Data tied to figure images
##########
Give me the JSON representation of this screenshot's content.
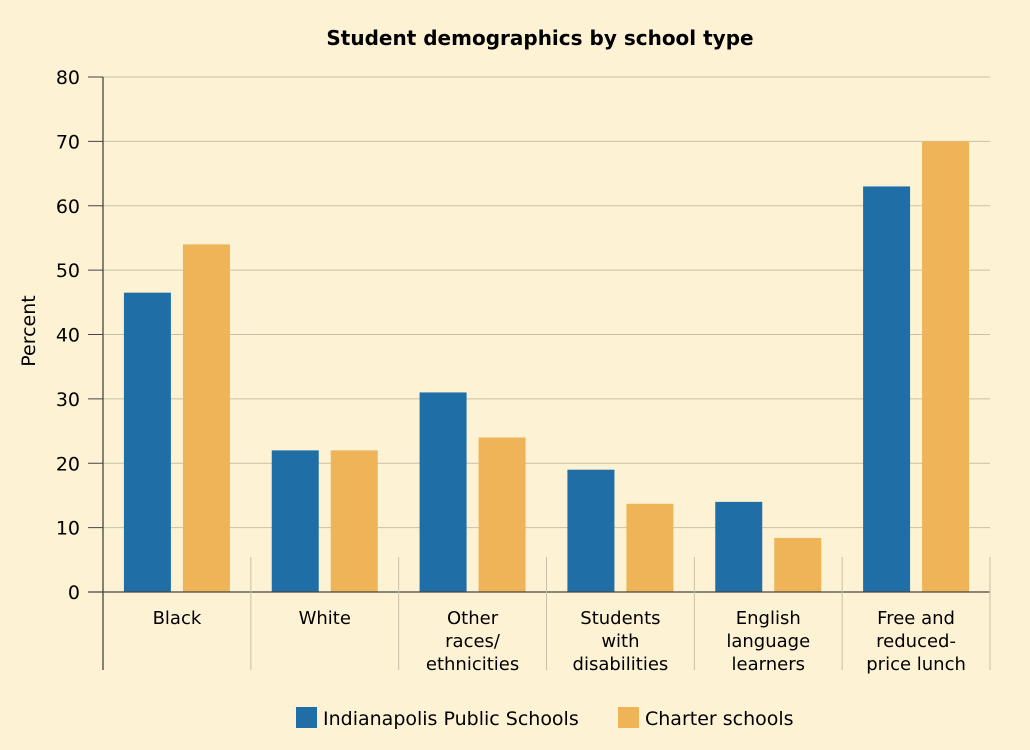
{
  "chart_data": {
    "type": "bar",
    "title": "Student demographics by school type",
    "xlabel": "",
    "ylabel": "Percent",
    "ylim": [
      0,
      80
    ],
    "yticks": [
      0,
      10,
      20,
      30,
      40,
      50,
      60,
      70,
      80
    ],
    "categories": [
      [
        "Black"
      ],
      [
        "White"
      ],
      [
        "Other",
        "races/",
        "ethnicities"
      ],
      [
        "Students",
        "with",
        "disabilities"
      ],
      [
        "English",
        "language",
        "learners"
      ],
      [
        "Free and",
        "reduced-",
        "price lunch"
      ]
    ],
    "series": [
      {
        "name": "Indianapolis Public Schools",
        "color": "#1f6fa6",
        "values": [
          46.5,
          22,
          31,
          19,
          14,
          63
        ]
      },
      {
        "name": "Charter schools",
        "color": "#eeb457",
        "values": [
          54,
          22,
          24,
          13.7,
          8.4,
          70
        ]
      }
    ],
    "legend_position": "bottom",
    "grid": true
  },
  "colors": {
    "background": "#fdf2d4",
    "grid": "#c8c0a8",
    "axis": "#444444"
  }
}
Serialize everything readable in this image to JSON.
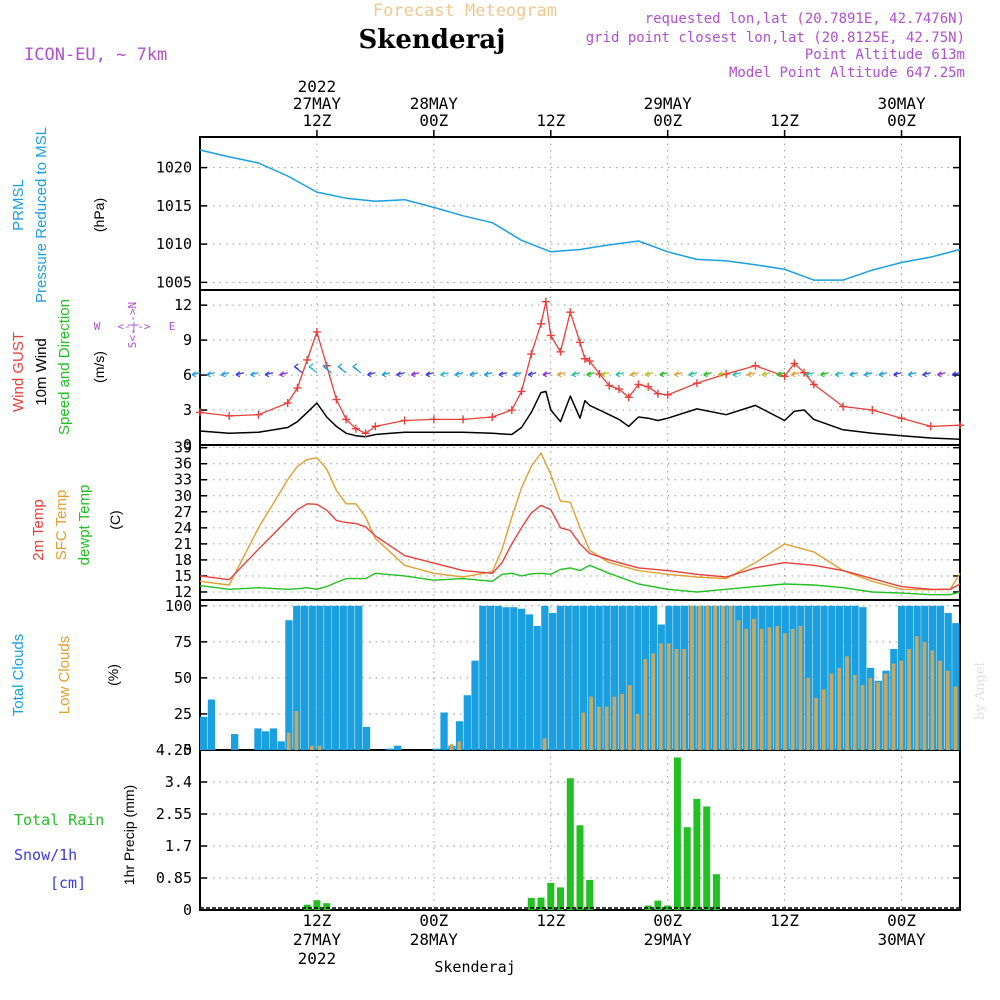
{
  "header": {
    "top_title": "Forecast Meteogram",
    "location": "Skenderaj",
    "model": "ICON-EU, ~ 7km",
    "requested": "requested lon,lat (20.7891E, 42.7476N)",
    "gridpoint": "grid point closest lon,lat (20.8125E, 42.75N)",
    "point_alt": "Point Altitude 613m",
    "model_alt": "Model Point Altitude 647.25m",
    "bottom_location": "Skenderaj",
    "credit": "by Angel"
  },
  "time_axis": {
    "top_labels": [
      {
        "line1": "2022",
        "line2": "27MAY",
        "line3": "12Z"
      },
      {
        "line1": "",
        "line2": "28MAY",
        "line3": "00Z"
      },
      {
        "line1": "",
        "line2": "",
        "line3": "12Z"
      },
      {
        "line1": "",
        "line2": "29MAY",
        "line3": "00Z"
      },
      {
        "line1": "",
        "line2": "",
        "line3": "12Z"
      },
      {
        "line1": "",
        "line2": "30MAY",
        "line3": "00Z"
      }
    ],
    "bottom_labels": [
      {
        "line1": "12Z",
        "line2": "27MAY",
        "line3": "2022"
      },
      {
        "line1": "00Z",
        "line2": "28MAY",
        "line3": ""
      },
      {
        "line1": "12Z",
        "line2": "",
        "line3": ""
      },
      {
        "line1": "00Z",
        "line2": "29MAY",
        "line3": ""
      },
      {
        "line1": "12Z",
        "line2": "",
        "line3": ""
      },
      {
        "line1": "00Z",
        "line2": "30MAY",
        "line3": ""
      }
    ],
    "tick_hours": [
      12,
      24,
      36,
      48,
      60,
      72
    ]
  },
  "panel_labels": {
    "pressure": {
      "l1": "PRMSL",
      "l2": "Pressure Reduced to MSL",
      "unit": "(hPa)"
    },
    "wind": {
      "l1": "Wind GUST",
      "l2": "10m Wind",
      "l3": "Speed and Direction",
      "unit": "(m/s)",
      "compass_ns": "S<-|->N",
      "compass_w": "W",
      "compass_mid": "<-|->",
      "compass_e": "E"
    },
    "temp": {
      "l1": "2m Temp",
      "l2": "SFC Temp",
      "l3": "dewpt Temp",
      "unit": "(C)"
    },
    "clouds": {
      "l1": "Total Clouds",
      "l2": "Low Clouds",
      "unit": "(%)"
    },
    "precip": {
      "l1": "Total  Rain",
      "l2": "Snow/1h",
      "l3": "[cm]",
      "ylabel": "1hr Precip (mm)"
    }
  },
  "colors": {
    "pressure": "#1a9fe0",
    "gust": "#e8403c",
    "wind": "#000000",
    "temp2m": "#e8403c",
    "sfctemp": "#e0a030",
    "dewpt": "#22c022",
    "total_clouds": "#1a9fe0",
    "low_clouds": "#c8a860",
    "rain": "#22c022",
    "snow": "#3a3ae0",
    "meta": "#b050d0",
    "title": "#f0c890"
  },
  "chart_data": [
    {
      "type": "line",
      "name": "pressure",
      "ylim": [
        1004,
        1024
      ],
      "yticks": [
        1005,
        1010,
        1015,
        1020
      ],
      "x": [
        0,
        3,
        6,
        9,
        12,
        15,
        18,
        21,
        24,
        27,
        30,
        33,
        36,
        39,
        42,
        45,
        48,
        51,
        54,
        57,
        60,
        63,
        66,
        69,
        72,
        75,
        78
      ],
      "series": [
        {
          "name": "PRMSL",
          "values": [
            1022.3,
            1021.4,
            1020.6,
            1018.9,
            1016.8,
            1016.0,
            1015.6,
            1015.8,
            1014.8,
            1013.7,
            1012.8,
            1010.5,
            1009.0,
            1009.3,
            1009.9,
            1010.4,
            1009.0,
            1008.0,
            1007.8,
            1007.3,
            1006.7,
            1005.3,
            1005.3,
            1006.6,
            1007.6,
            1008.3,
            1009.3
          ]
        }
      ]
    },
    {
      "type": "line",
      "name": "wind",
      "ylim": [
        0,
        13.3
      ],
      "yticks": [
        0,
        3,
        6,
        9,
        12
      ],
      "x": [
        0,
        3,
        6,
        9,
        10,
        11,
        12,
        13,
        14,
        15,
        16,
        17,
        18,
        21,
        24,
        27,
        30,
        32,
        33,
        34,
        35,
        35.5,
        36,
        37,
        38,
        39,
        39.5,
        40,
        41,
        42,
        43,
        44,
        45,
        46,
        47,
        48,
        51,
        54,
        57,
        60,
        61,
        62,
        63,
        66,
        69,
        72,
        75,
        78
      ],
      "series": [
        {
          "name": "Wind GUST",
          "values": [
            2.8,
            2.5,
            2.6,
            3.6,
            4.9,
            7.3,
            9.7,
            6.8,
            3.9,
            2.2,
            1.4,
            1.0,
            1.6,
            2.1,
            2.2,
            2.2,
            2.4,
            3.0,
            4.6,
            7.8,
            10.4,
            12.3,
            9.4,
            8.0,
            11.4,
            8.8,
            7.4,
            7.2,
            6.1,
            5.1,
            4.8,
            4.1,
            5.2,
            5.0,
            4.4,
            4.3,
            5.3,
            6.1,
            6.8,
            5.9,
            7.0,
            6.2,
            5.2,
            3.3,
            3.0,
            2.3,
            1.6,
            1.7
          ]
        },
        {
          "name": "10m Wind",
          "values": [
            1.2,
            1.0,
            1.1,
            1.5,
            2.0,
            2.8,
            3.6,
            2.4,
            1.6,
            1.0,
            0.8,
            0.7,
            0.9,
            1.1,
            1.1,
            1.1,
            1.0,
            0.9,
            1.5,
            2.8,
            4.5,
            4.6,
            3.0,
            2.0,
            4.2,
            2.3,
            3.8,
            3.4,
            3.0,
            2.6,
            2.2,
            1.6,
            2.4,
            2.3,
            2.1,
            2.3,
            3.1,
            2.6,
            3.4,
            2.1,
            2.9,
            3.0,
            2.2,
            1.3,
            1.0,
            0.8,
            0.6,
            0.5
          ]
        }
      ]
    },
    {
      "type": "line",
      "name": "temperature",
      "ylim": [
        10.5,
        39.5
      ],
      "yticks": [
        12,
        15,
        18,
        21,
        24,
        27,
        30,
        33,
        36,
        39
      ],
      "x": [
        0,
        3,
        6,
        9,
        10,
        11,
        12,
        13,
        14,
        15,
        16,
        17,
        18,
        21,
        24,
        27,
        30,
        31,
        32,
        33,
        34,
        35,
        36,
        37,
        38,
        39,
        40,
        42,
        45,
        48,
        51,
        54,
        57,
        60,
        63,
        66,
        69,
        72,
        75,
        77,
        78
      ],
      "series": [
        {
          "name": "2m Temp",
          "values": [
            15.0,
            14.3,
            20.0,
            25.5,
            27.4,
            28.5,
            28.4,
            27.3,
            25.4,
            25.0,
            24.8,
            24.2,
            22.5,
            18.8,
            17.4,
            16.0,
            15.5,
            17.5,
            21.0,
            24.0,
            26.8,
            28.2,
            27.4,
            24.0,
            23.5,
            21.0,
            19.2,
            18.0,
            16.5,
            16.0,
            15.3,
            14.8,
            16.5,
            17.5,
            17.0,
            16.0,
            14.5,
            13.0,
            12.5,
            12.5,
            13.5
          ]
        },
        {
          "name": "SFC Temp",
          "values": [
            14.0,
            13.3,
            24.0,
            33.0,
            35.5,
            36.8,
            37.1,
            35.0,
            31.0,
            28.5,
            28.5,
            26.0,
            22.0,
            17.0,
            15.5,
            14.8,
            15.8,
            20.0,
            26.0,
            31.5,
            35.5,
            38.0,
            34.0,
            29.0,
            28.8,
            24.0,
            19.8,
            17.5,
            16.0,
            15.3,
            14.8,
            14.5,
            17.5,
            21.0,
            19.5,
            16.0,
            14.0,
            12.5,
            12.4,
            12.5,
            15.5
          ]
        },
        {
          "name": "dewpt Temp",
          "values": [
            13.2,
            12.5,
            12.8,
            12.5,
            12.6,
            12.8,
            12.5,
            13.0,
            13.8,
            14.5,
            14.5,
            14.5,
            15.5,
            15.0,
            14.2,
            14.5,
            14.0,
            15.3,
            15.5,
            15.0,
            15.4,
            15.5,
            15.3,
            16.2,
            16.5,
            16.0,
            17.0,
            15.5,
            13.5,
            12.5,
            12.0,
            12.5,
            13.0,
            13.5,
            13.3,
            12.8,
            12.0,
            11.8,
            11.5,
            11.5,
            12.0
          ]
        }
      ]
    },
    {
      "type": "bar",
      "name": "clouds",
      "ylim": [
        0,
        104
      ],
      "yticks": [
        0,
        25,
        50,
        75,
        100
      ],
      "x_start_hour": 0,
      "step_hours": 1,
      "series": [
        {
          "name": "Total Clouds",
          "values": [
            23,
            35,
            0,
            0,
            11,
            0,
            0,
            15,
            13,
            15,
            6,
            90,
            100,
            100,
            100,
            100,
            100,
            100,
            100,
            100,
            100,
            16,
            0,
            0,
            1,
            3,
            0,
            0,
            0,
            0,
            1,
            26,
            3,
            20,
            38,
            62,
            100,
            100,
            100,
            99,
            99,
            98,
            94,
            86,
            100,
            95,
            100,
            100,
            100,
            100,
            100,
            100,
            100,
            100,
            100,
            100,
            100,
            100,
            100,
            87,
            100,
            100,
            100,
            100,
            100,
            100,
            100,
            100,
            100,
            100,
            100,
            100,
            100,
            100,
            100,
            100,
            100,
            100,
            100,
            100,
            100,
            100,
            100,
            100,
            100,
            99,
            57,
            48,
            55,
            70,
            100,
            100,
            100,
            100,
            100,
            100,
            95,
            88
          ]
        },
        {
          "name": "Low Clouds",
          "values": [
            0,
            0,
            0,
            0,
            0,
            0,
            0,
            0,
            0,
            0,
            0,
            12,
            27,
            0,
            3,
            3,
            0,
            0,
            0,
            0,
            0,
            0,
            0,
            0,
            0,
            0,
            0,
            0,
            0,
            0,
            0,
            0,
            4,
            6,
            0,
            0,
            0,
            0,
            0,
            0,
            0,
            0,
            0,
            0,
            8,
            0,
            0,
            0,
            0,
            26,
            37,
            30,
            30,
            37,
            39,
            45,
            25,
            63,
            67,
            74,
            74,
            70,
            70,
            100,
            100,
            100,
            100,
            100,
            100,
            90,
            84,
            91,
            84,
            85,
            86,
            81,
            84,
            86,
            50,
            36,
            42,
            53,
            57,
            65,
            52,
            45,
            50,
            47,
            53,
            60,
            62,
            70,
            79,
            75,
            69,
            62,
            55,
            44
          ]
        }
      ]
    },
    {
      "type": "bar",
      "name": "precipitation",
      "ylim": [
        0,
        4.25
      ],
      "yticks": [
        0,
        0.85,
        1.7,
        2.55,
        3.4,
        4.25
      ],
      "x": [
        11,
        12,
        13,
        34,
        35,
        36,
        37,
        38,
        39,
        40,
        46,
        47,
        48,
        49,
        50,
        51,
        52,
        53,
        54
      ],
      "series": [
        {
          "name": "Total Rain",
          "values": [
            0.14,
            0.26,
            0.18,
            0.32,
            0.33,
            0.72,
            0.6,
            3.5,
            2.25,
            0.8,
            0.12,
            0.25,
            0.12,
            4.05,
            2.2,
            2.95,
            2.75,
            0.95,
            0
          ]
        }
      ]
    }
  ]
}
##########
§ **Aim**:
Above are the records. Identify each line that contains the word "Altitude".

§ **Reply**:
    "point_alt": "Point Altitude 613m",
    "model_alt": "Model Point Altitude 647.25m",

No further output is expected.